Extend the passage on storing variables in shared memory and registers, picking up after its last sentence.

===== SELECTED EXTRACT

We assign a 2D block in the shared memory to store the variables on a XY-plane (Fig. 2(b)), because the size of the shared memory (16 kB) is not sufficient for a 3D block. The variables which are not on the XY-plane are stored in the registers (Fig. 3). As the calculation loop proceeds to the next XY-plane, the data in the registers are moved to the shared memory and vice versa: for this movement, no data access to the global memory occurs. The use of the shared memory and registers as described has been applied by Abdelkhalek et al. (2009) and Micikevicius (2009) for the acoustic case, and by Miche a and Komatitsch (2010) and Okamoto et al. (2010) for the elastic case. Also, we define the material parameters only at the center of the unit cell. The material parameters at the grid points for particle velocities and shear stresses are computed at every time step to reduce the access to the global memory. In computing the material parameters, we apply a method proposed by Takenaka et al. (2009), as this method allows land topography and irregular fluid-solid interface (e.g., ocean bottom) to be incorporated in a unified manner.

==========
===== DATASET CONTENT

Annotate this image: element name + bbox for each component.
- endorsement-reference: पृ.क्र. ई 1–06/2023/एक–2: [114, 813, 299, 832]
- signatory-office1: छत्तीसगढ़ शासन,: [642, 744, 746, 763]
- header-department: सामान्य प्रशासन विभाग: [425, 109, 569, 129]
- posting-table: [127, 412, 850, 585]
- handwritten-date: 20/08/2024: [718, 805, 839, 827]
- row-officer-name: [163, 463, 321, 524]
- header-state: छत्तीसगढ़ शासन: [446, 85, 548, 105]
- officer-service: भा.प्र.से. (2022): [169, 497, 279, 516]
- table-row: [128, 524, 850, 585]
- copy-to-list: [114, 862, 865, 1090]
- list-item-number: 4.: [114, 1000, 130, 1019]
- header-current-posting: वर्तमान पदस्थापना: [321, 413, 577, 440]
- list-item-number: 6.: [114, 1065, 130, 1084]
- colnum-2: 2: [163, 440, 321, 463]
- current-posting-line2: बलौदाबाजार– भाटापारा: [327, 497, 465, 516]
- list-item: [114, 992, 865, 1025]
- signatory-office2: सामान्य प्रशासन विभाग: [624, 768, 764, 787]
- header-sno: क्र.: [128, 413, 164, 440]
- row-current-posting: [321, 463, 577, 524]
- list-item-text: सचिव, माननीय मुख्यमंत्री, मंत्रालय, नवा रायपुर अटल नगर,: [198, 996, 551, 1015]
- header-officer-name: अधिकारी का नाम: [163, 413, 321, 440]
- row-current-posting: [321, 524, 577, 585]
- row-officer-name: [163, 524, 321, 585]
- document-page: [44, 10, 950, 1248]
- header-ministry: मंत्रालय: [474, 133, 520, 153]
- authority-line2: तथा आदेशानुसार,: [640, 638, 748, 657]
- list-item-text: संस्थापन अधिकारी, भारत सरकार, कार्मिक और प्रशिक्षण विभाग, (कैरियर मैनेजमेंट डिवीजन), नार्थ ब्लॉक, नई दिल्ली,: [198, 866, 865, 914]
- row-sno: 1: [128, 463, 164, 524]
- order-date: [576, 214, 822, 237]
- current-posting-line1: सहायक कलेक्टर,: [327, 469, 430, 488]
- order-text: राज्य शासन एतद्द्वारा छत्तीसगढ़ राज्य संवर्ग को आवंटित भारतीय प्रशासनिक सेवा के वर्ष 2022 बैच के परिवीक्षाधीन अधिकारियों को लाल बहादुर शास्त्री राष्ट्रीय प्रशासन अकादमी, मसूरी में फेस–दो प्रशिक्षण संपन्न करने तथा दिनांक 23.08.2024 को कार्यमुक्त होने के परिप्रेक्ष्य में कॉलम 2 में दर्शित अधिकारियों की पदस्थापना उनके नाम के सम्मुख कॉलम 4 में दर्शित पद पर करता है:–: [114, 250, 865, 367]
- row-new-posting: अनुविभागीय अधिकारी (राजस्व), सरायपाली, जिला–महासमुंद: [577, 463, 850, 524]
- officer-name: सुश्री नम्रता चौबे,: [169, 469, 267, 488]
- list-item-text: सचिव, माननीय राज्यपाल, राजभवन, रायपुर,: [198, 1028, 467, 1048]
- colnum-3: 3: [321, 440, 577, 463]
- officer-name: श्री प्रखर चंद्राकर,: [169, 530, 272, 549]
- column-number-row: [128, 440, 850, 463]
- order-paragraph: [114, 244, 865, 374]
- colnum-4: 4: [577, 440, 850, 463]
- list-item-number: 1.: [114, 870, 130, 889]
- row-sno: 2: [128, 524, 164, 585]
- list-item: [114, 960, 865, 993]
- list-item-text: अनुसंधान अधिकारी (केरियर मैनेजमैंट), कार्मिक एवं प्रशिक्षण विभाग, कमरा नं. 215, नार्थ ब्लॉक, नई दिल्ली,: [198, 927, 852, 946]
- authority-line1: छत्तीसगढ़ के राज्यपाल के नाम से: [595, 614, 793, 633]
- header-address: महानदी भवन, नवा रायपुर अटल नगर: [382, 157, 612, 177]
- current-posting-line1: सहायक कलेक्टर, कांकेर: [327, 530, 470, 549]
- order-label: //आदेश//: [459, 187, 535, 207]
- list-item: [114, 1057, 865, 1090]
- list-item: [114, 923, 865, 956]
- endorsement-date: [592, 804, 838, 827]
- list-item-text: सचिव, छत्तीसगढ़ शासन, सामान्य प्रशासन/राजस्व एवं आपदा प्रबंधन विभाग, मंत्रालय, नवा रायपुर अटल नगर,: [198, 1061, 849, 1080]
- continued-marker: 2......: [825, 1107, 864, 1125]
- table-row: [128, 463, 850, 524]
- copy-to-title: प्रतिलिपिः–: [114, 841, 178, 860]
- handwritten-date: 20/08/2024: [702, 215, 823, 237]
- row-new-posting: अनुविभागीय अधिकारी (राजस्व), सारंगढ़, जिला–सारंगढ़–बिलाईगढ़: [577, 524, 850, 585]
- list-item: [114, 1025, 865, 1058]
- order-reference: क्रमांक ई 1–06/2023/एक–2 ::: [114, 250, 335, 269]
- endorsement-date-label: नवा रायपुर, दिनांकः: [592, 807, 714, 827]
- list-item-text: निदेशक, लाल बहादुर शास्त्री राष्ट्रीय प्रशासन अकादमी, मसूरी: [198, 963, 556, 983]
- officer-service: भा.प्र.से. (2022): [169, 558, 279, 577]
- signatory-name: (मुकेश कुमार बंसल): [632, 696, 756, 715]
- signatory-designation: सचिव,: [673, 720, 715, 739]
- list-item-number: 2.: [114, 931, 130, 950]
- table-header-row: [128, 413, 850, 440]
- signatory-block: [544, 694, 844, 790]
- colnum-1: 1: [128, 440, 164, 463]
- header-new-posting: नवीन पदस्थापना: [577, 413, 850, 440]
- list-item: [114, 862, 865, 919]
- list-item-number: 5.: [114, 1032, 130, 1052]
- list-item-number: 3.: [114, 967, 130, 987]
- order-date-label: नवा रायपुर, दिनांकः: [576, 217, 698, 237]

==========

### OUTPUT FOR THIS EXERCISE
Fig. 3
Fig. 3

Example of the use of the shared memory and registers. Values on red points are stored in shared memory and those on black points in registers. In the computations for k-th depth, the stress component \({\tau _{xz}}\) is stored in the register. For the next depth, the value in the register is moved to the shared memory to reduce the amount of data transfer from the global memory.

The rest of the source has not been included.